Exercise details: Which lines below hold the word "JSON"? Copy all of them.

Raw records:
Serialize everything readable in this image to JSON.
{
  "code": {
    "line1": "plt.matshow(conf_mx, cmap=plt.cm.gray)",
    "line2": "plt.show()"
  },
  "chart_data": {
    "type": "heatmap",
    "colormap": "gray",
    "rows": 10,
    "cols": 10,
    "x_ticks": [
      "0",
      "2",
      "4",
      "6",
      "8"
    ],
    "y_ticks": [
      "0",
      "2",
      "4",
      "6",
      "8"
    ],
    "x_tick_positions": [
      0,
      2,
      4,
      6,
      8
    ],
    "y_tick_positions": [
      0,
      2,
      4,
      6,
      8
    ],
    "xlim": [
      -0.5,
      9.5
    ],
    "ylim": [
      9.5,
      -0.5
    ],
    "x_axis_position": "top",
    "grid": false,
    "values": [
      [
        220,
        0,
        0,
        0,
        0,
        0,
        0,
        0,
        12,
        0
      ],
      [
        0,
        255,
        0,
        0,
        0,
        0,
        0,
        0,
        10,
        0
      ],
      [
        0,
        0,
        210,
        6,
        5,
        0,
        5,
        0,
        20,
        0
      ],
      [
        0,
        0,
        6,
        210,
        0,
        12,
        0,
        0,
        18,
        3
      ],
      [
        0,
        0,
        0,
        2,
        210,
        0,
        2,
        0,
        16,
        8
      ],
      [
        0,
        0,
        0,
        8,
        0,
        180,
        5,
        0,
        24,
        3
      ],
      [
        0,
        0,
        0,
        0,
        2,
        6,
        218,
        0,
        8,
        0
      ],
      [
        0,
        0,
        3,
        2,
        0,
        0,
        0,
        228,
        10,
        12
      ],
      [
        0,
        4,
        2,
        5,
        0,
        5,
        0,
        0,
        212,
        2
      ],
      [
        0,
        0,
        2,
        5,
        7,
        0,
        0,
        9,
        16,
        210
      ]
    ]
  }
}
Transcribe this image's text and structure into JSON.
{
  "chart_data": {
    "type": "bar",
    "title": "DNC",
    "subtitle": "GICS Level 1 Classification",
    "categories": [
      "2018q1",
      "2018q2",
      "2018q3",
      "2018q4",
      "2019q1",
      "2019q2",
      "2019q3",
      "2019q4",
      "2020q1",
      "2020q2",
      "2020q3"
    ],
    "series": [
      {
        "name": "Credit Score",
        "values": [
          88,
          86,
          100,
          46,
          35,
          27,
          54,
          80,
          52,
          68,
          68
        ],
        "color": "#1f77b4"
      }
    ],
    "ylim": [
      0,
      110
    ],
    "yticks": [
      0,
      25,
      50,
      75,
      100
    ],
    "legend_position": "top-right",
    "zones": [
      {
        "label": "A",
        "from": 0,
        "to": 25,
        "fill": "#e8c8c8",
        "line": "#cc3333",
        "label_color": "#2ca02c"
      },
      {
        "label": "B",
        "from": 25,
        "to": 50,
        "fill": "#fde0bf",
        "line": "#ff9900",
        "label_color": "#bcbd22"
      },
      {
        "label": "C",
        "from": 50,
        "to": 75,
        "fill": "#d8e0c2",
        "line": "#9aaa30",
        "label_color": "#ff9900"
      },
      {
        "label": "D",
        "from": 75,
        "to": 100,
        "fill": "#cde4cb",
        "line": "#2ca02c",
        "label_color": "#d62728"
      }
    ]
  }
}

Result:
Serialize everything readable in this image to JSON.
Transcribe this image's text and structure into JSON.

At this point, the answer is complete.